▶ _Task description_
Please edit the lines below by putting "bar-value-label" wherever "bar-data-label" appears and leaving everything else unchanged. Omit the pictures from your answer.

==== Input material

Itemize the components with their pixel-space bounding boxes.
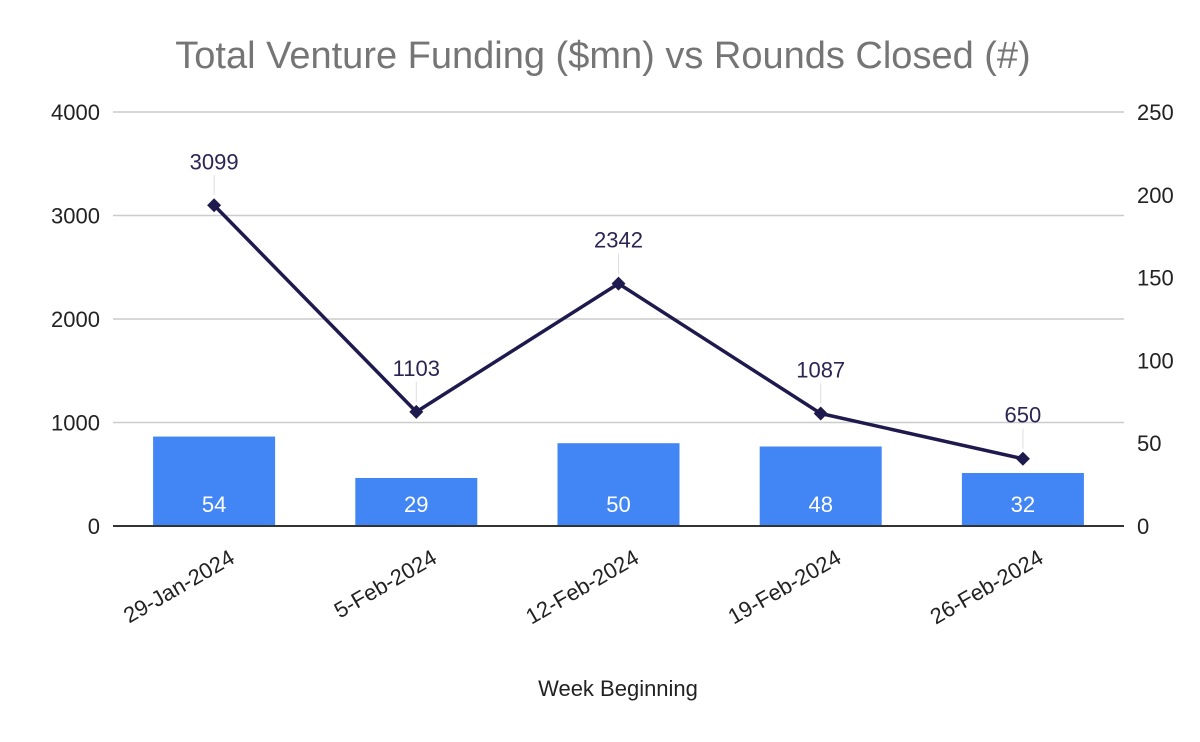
bar-data-label: 54 bbox=[202, 492, 226, 517]
x-axis-ticks: 29-Jan-2024 5-Feb-2024 12-Feb-2024 19-Feb-2… bbox=[119, 545, 1047, 630]
line-data-label: 650 bbox=[1005, 403, 1042, 428]
x-axis-label: Week Beginning bbox=[538, 676, 698, 701]
x-tick-label: 19-Feb-2024 bbox=[724, 545, 846, 630]
bar-data-label: 50 bbox=[606, 492, 630, 517]
bar bbox=[961, 473, 1084, 526]
x-tick-label: 29-Jan-2024 bbox=[119, 545, 238, 628]
right-y-tick-label: 150 bbox=[1137, 266, 1174, 291]
line-data-label: 1087 bbox=[796, 357, 845, 382]
line-data-label: 2342 bbox=[594, 228, 643, 253]
bar bbox=[557, 443, 680, 526]
bar-data-label: 32 bbox=[1011, 492, 1035, 517]
left-y-axis: 0 1000 2000 3000 4000 bbox=[51, 100, 100, 539]
left-y-tick-label: 1000 bbox=[51, 411, 100, 436]
line-point bbox=[207, 198, 222, 213]
bar bbox=[759, 446, 882, 526]
x-tick-label: 26-Feb-2024 bbox=[926, 545, 1048, 630]
bar-data-label: 29 bbox=[404, 492, 428, 517]
line-data-label: 1103 bbox=[393, 356, 440, 381]
right-y-tick-label: 200 bbox=[1137, 183, 1174, 208]
left-y-tick-label: 0 bbox=[88, 514, 100, 539]
line-series: 3099 1103 2342 1087 650 bbox=[190, 149, 1042, 466]
line-data-label: 3099 bbox=[190, 149, 239, 174]
x-tick-label: 5-Feb-2024 bbox=[330, 545, 441, 624]
line-point bbox=[611, 276, 626, 291]
gridlines bbox=[113, 111, 1124, 424]
right-y-tick-label: 250 bbox=[1137, 100, 1174, 125]
bar-series: 54 29 50 48 32 bbox=[153, 436, 1084, 526]
chart-title: Total Venture Funding ($mn) vs Rounds Cl… bbox=[175, 35, 1030, 77]
bar bbox=[153, 436, 276, 526]
x-tick-label: 12-Feb-2024 bbox=[521, 545, 643, 630]
left-y-tick-label: 4000 bbox=[51, 100, 100, 125]
line-point bbox=[409, 404, 424, 419]
line-point bbox=[1015, 451, 1030, 466]
right-y-tick-label: 100 bbox=[1137, 348, 1174, 373]
bar bbox=[355, 477, 478, 526]
left-y-tick-label: 2000 bbox=[51, 307, 100, 332]
right-y-tick-label: 0 bbox=[1137, 514, 1149, 539]
right-y-tick-label: 50 bbox=[1137, 431, 1161, 456]
left-y-tick-label: 3000 bbox=[51, 204, 100, 229]
right-y-axis: 0 50 100 150 200 250 bbox=[1137, 100, 1174, 539]
line-point bbox=[813, 406, 828, 421]
bar-data-label: 48 bbox=[808, 492, 832, 517]
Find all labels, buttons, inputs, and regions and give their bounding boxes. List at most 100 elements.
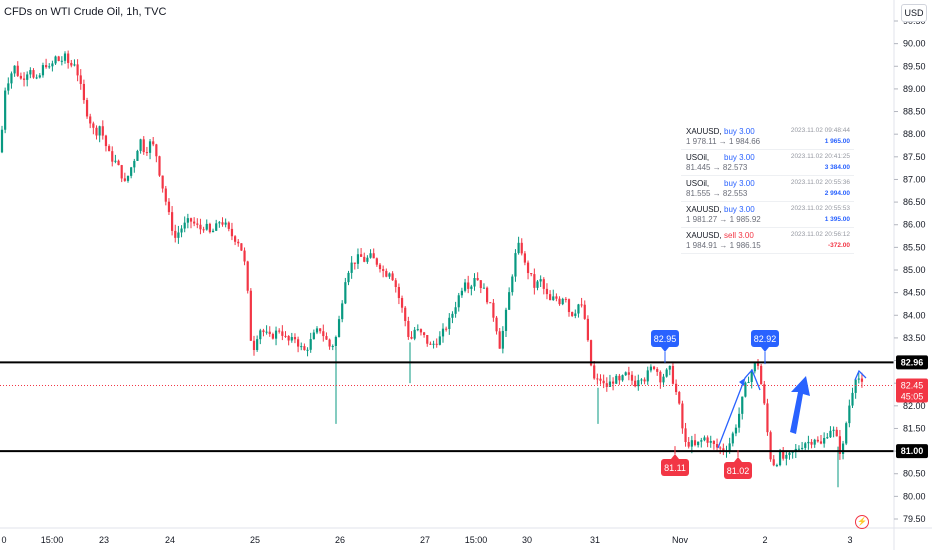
candle-body	[750, 371, 753, 383]
x-tick-label: 3	[847, 535, 852, 545]
candle-body	[807, 441, 810, 444]
callout-pointer	[734, 457, 742, 462]
y-tick-label: 89.00	[903, 84, 926, 94]
candle-body	[45, 65, 48, 68]
candle-body	[211, 230, 215, 233]
candle-body	[656, 368, 659, 372]
candle-body	[16, 65, 19, 76]
candle-body	[366, 257, 369, 262]
x-tick-label: 23	[99, 535, 109, 545]
candle-body	[615, 375, 618, 384]
candle-body	[816, 439, 819, 442]
candle-body	[281, 331, 284, 336]
candle-body	[700, 440, 703, 442]
callout-box	[651, 330, 679, 347]
candle-body	[322, 331, 325, 337]
candle-body	[142, 139, 145, 153]
candle-body	[126, 175, 130, 181]
candle-body	[555, 296, 558, 299]
candle-body	[297, 339, 300, 347]
candle-body	[826, 437, 829, 439]
y-tick-label: 88.50	[903, 107, 926, 117]
price-callouts: 82.95 82.92 81.11 81.02	[651, 330, 779, 479]
trade-action: buy 3.00	[724, 179, 755, 188]
candle-body	[731, 433, 734, 444]
candles-group	[0, 50, 864, 488]
candle-body	[741, 396, 744, 414]
candle-body	[171, 212, 174, 231]
candle-body	[315, 328, 319, 333]
candle-body	[473, 278, 476, 287]
candle-body	[41, 65, 45, 76]
candle-body	[215, 223, 218, 231]
trade-time: 2023.11.02 20:55:36	[790, 179, 850, 186]
candle-body	[593, 365, 596, 379]
trade-prices: 1 984.91 → 1 986.15	[686, 241, 761, 250]
candle-body	[678, 392, 681, 404]
candle-body	[404, 307, 407, 321]
y-tick-label: 81.50	[903, 423, 926, 433]
candle-body	[504, 309, 508, 331]
candle-body	[382, 269, 385, 271]
candle-body	[328, 339, 331, 347]
trade-row[interactable]: USOil, buy 3.00 2023.11.02 20:55:36 81.5…	[681, 176, 854, 202]
candle-body	[419, 329, 423, 333]
candle-body	[7, 83, 10, 91]
candle-body	[76, 64, 79, 76]
candle-body	[344, 282, 347, 304]
candle-body	[227, 222, 230, 229]
candle-body	[671, 365, 675, 384]
candle-body	[48, 66, 51, 68]
lightning-icon[interactable]: ⚡	[855, 515, 869, 529]
candle-body	[85, 100, 89, 117]
y-tick-label: 84.00	[903, 310, 926, 320]
candle-body	[845, 423, 848, 444]
currency-button[interactable]: USD	[901, 4, 927, 22]
trade-row[interactable]: XAUUSD, buy 3.00 2023.11.02 20:55:53 1 9…	[681, 202, 854, 228]
candle-body	[643, 379, 646, 382]
y-tick-label: 87.50	[903, 152, 926, 162]
candle-body	[35, 77, 38, 79]
candle-body	[413, 329, 416, 339]
trade-row[interactable]: XAUUSD, sell 3.00 2023.11.02 20:56:12 1 …	[681, 228, 854, 254]
candle-body	[514, 253, 517, 277]
candle-body	[438, 336, 441, 345]
candle-body	[747, 382, 750, 384]
candle-body	[67, 53, 70, 63]
callout-label: 82.92	[754, 334, 777, 344]
candle-body	[763, 384, 766, 404]
candle-body	[158, 156, 161, 176]
candle-body	[256, 339, 259, 351]
candle-body	[772, 459, 775, 466]
candle-body	[284, 335, 287, 337]
trade-row[interactable]: XAUUSD, buy 3.00 2023.11.02 09:48:44 1 9…	[681, 124, 854, 150]
candle-body	[0, 129, 4, 153]
candle-body	[470, 286, 473, 289]
candle-body	[319, 328, 322, 332]
candle-body	[756, 363, 760, 366]
current-price-label: 82.45	[901, 380, 924, 390]
y-tick-label: 88.00	[903, 129, 926, 139]
candle-body	[769, 432, 772, 460]
chart-title: CFDs on WTI Crude Oil, 1h, TVC	[4, 6, 167, 18]
candle-body	[435, 343, 438, 345]
candle-body	[54, 56, 57, 64]
trade-row[interactable]: USOil, buy 3.00 2023.11.02 20:41:25 81.4…	[681, 150, 854, 176]
candle-body	[571, 312, 574, 316]
callout-label: 82.95	[654, 334, 677, 344]
x-tick-label: 30	[522, 535, 532, 545]
candle-body	[38, 75, 41, 78]
y-tick-label: 82.00	[903, 401, 926, 411]
candle-body	[738, 413, 741, 428]
candle-body	[423, 332, 426, 335]
candle-body	[662, 376, 665, 383]
trade-prices: 81.445 → 82.573	[686, 163, 748, 172]
candle-body	[51, 63, 54, 67]
x-tick-label: 2	[762, 535, 767, 545]
candle-body	[791, 451, 794, 453]
trade-symbol: USOil,	[686, 153, 710, 162]
candle-body	[92, 123, 95, 128]
candle-body	[309, 339, 312, 350]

========

▶ _Answer for this exercise_
Itemize the components with their pixel-space bounding boxes.
bar-value-label: 54 bbox=[202, 492, 226, 517]
x-axis-ticks: 29-Jan-2024 5-Feb-2024 12-Feb-2024 19-Feb-2… bbox=[119, 545, 1047, 630]
line-data-label: 650 bbox=[1005, 403, 1042, 428]
x-axis-label: Week Beginning bbox=[538, 676, 698, 701]
x-tick-label: 19-Feb-2024 bbox=[724, 545, 846, 630]
bar-value-label: 50 bbox=[606, 492, 630, 517]
bar bbox=[961, 473, 1084, 526]
x-tick-label: 29-Jan-2024 bbox=[119, 545, 238, 628]
right-y-tick-label: 150 bbox=[1137, 266, 1174, 291]
line-data-label: 1087 bbox=[796, 357, 845, 382]
line-data-label: 2342 bbox=[594, 228, 643, 253]
bar bbox=[557, 443, 680, 526]
bar-value-label: 32 bbox=[1011, 492, 1035, 517]
left-y-axis: 0 1000 2000 3000 4000 bbox=[51, 100, 100, 539]
left-y-tick-label: 1000 bbox=[51, 411, 100, 436]
line-point bbox=[207, 198, 222, 213]
bar bbox=[759, 446, 882, 526]
x-tick-label: 26-Feb-2024 bbox=[926, 545, 1048, 630]
bar-value-label: 29 bbox=[404, 492, 428, 517]
line-data-label: 1103 bbox=[393, 356, 440, 381]
right-y-tick-label: 200 bbox=[1137, 183, 1174, 208]
left-y-tick-label: 0 bbox=[88, 514, 100, 539]
line-series: 3099 1103 2342 1087 650 bbox=[190, 149, 1042, 466]
line-data-label: 3099 bbox=[190, 149, 239, 174]
x-tick-label: 5-Feb-2024 bbox=[330, 545, 441, 624]
line-point bbox=[611, 276, 626, 291]
gridlines bbox=[113, 111, 1124, 424]
right-y-tick-label: 250 bbox=[1137, 100, 1174, 125]
bar-series: 54 29 50 48 32 bbox=[153, 436, 1084, 526]
chart-title: Total Venture Funding ($mn) vs Rounds Cl… bbox=[175, 35, 1030, 77]
bar bbox=[153, 436, 276, 526]
x-tick-label: 12-Feb-2024 bbox=[521, 545, 643, 630]
left-y-tick-label: 4000 bbox=[51, 100, 100, 125]
line-point bbox=[409, 404, 424, 419]
line-point bbox=[1015, 451, 1030, 466]
right-y-tick-label: 100 bbox=[1137, 348, 1174, 373]
bar bbox=[355, 477, 478, 526]
left-y-tick-label: 2000 bbox=[51, 307, 100, 332]
right-y-tick-label: 0 bbox=[1137, 514, 1149, 539]
right-y-tick-label: 50 bbox=[1137, 431, 1161, 456]
left-y-tick-label: 3000 bbox=[51, 204, 100, 229]
right-y-axis: 0 50 100 150 200 250 bbox=[1137, 100, 1174, 539]
line-point bbox=[813, 406, 828, 421]
bar-value-label: 48 bbox=[808, 492, 832, 517]
Find all labels, buttons, inputs, and regions and give their bounding boxes. List at most 100 elements.
candle-body	[750, 371, 753, 383]
x-tick-label: 3	[847, 535, 852, 545]
candle-body	[807, 441, 810, 444]
callout-pointer	[734, 457, 742, 462]
y-tick-label: 89.00	[903, 84, 926, 94]
candle-body	[45, 65, 48, 68]
candle-body	[211, 230, 215, 233]
candle-body	[656, 368, 659, 372]
candle-body	[16, 65, 19, 76]
candle-body	[366, 257, 369, 262]
x-tick-label: 23	[99, 535, 109, 545]
candle-body	[615, 375, 618, 384]
candle-body	[816, 439, 819, 442]
candle-body	[281, 331, 284, 336]
candle-body	[700, 440, 703, 442]
callout-box	[651, 330, 679, 347]
candle-body	[322, 331, 325, 337]
candle-body	[142, 139, 145, 153]
candle-body	[126, 175, 130, 181]
candle-body	[555, 296, 558, 299]
candle-body	[297, 339, 300, 347]
candle-body	[826, 437, 829, 439]
y-tick-label: 88.50	[903, 107, 926, 117]
price-callouts: 82.95 82.92 81.11 81.02	[651, 330, 779, 479]
trade-action: buy 3.00	[724, 179, 755, 188]
candle-body	[731, 433, 734, 444]
candles-group	[0, 50, 864, 488]
candle-body	[741, 396, 744, 414]
candle-body	[171, 212, 174, 231]
candle-body	[315, 328, 319, 333]
candle-body	[473, 278, 476, 287]
candle-body	[41, 65, 45, 76]
candle-body	[215, 223, 218, 231]
trade-time: 2023.11.02 20:55:36	[790, 179, 850, 186]
candle-body	[593, 365, 596, 379]
trade-prices: 1 984.91 → 1 986.15	[686, 241, 761, 250]
candle-body	[678, 392, 681, 404]
candle-body	[404, 307, 407, 321]
y-tick-label: 81.50	[903, 423, 926, 433]
candle-body	[504, 309, 508, 331]
candle-body	[382, 269, 385, 271]
candle-body	[328, 339, 331, 347]
trade-row[interactable]: USOil, buy 3.00 2023.11.02 20:55:36 81.5…	[681, 176, 854, 202]
candle-body	[419, 329, 423, 333]
candle-body	[7, 83, 10, 91]
candle-body	[76, 64, 79, 76]
candle-body	[344, 282, 347, 304]
candle-body	[227, 222, 230, 229]
candle-body	[671, 365, 675, 384]
candle-body	[48, 66, 51, 68]
lightning-icon[interactable]: ⚡	[855, 515, 869, 529]
candle-body	[85, 100, 89, 117]
y-tick-label: 84.00	[903, 310, 926, 320]
candle-body	[845, 423, 848, 444]
currency-button[interactable]: USD	[901, 4, 927, 22]
trade-row[interactable]: XAUUSD, buy 3.00 2023.11.02 20:55:53 1 9…	[681, 202, 854, 228]
candle-body	[643, 379, 646, 382]
y-tick-label: 87.50	[903, 152, 926, 162]
candle-body	[35, 77, 38, 79]
candle-body	[413, 329, 416, 339]
trade-row[interactable]: XAUUSD, sell 3.00 2023.11.02 20:56:12 1 …	[681, 228, 854, 254]
candle-body	[514, 253, 517, 277]
candle-body	[438, 336, 441, 345]
candle-body	[747, 382, 750, 384]
candle-body	[67, 53, 70, 63]
callout-label: 82.92	[754, 334, 777, 344]
candle-body	[763, 384, 766, 404]
candle-body	[158, 156, 161, 176]
candle-body	[256, 339, 259, 351]
candle-body	[772, 459, 775, 466]
candle-body	[284, 335, 287, 337]
trade-row[interactable]: XAUUSD, buy 3.00 2023.11.02 09:48:44 1 9…	[681, 124, 854, 150]
candle-body	[0, 129, 4, 153]
candle-body	[470, 286, 473, 289]
candle-body	[319, 328, 322, 332]
candle-body	[756, 363, 760, 366]
current-price-label: 82.45	[901, 380, 924, 390]
y-tick-label: 88.00	[903, 129, 926, 139]
candle-body	[769, 432, 772, 460]
chart-title: CFDs on WTI Crude Oil, 1h, TVC	[4, 6, 167, 18]
candle-body	[435, 343, 438, 345]
candle-body	[54, 56, 57, 64]
trade-row[interactable]: USOil, buy 3.00 2023.11.02 20:41:25 81.4…	[681, 150, 854, 176]
candle-body	[571, 312, 574, 316]
callout-label: 82.95	[654, 334, 677, 344]
x-tick-label: 30	[522, 535, 532, 545]
candle-body	[38, 75, 41, 78]
y-tick-label: 82.00	[903, 401, 926, 411]
candle-body	[738, 413, 741, 428]
candle-body	[423, 332, 426, 335]
candle-body	[662, 376, 665, 383]
trade-prices: 81.445 → 82.573	[686, 163, 748, 172]
candle-body	[51, 63, 54, 67]
x-tick-label: 2	[762, 535, 767, 545]
candle-body	[791, 451, 794, 453]
trade-symbol: USOil,	[686, 153, 710, 162]
candle-body	[92, 123, 95, 128]
candle-body	[309, 339, 312, 350]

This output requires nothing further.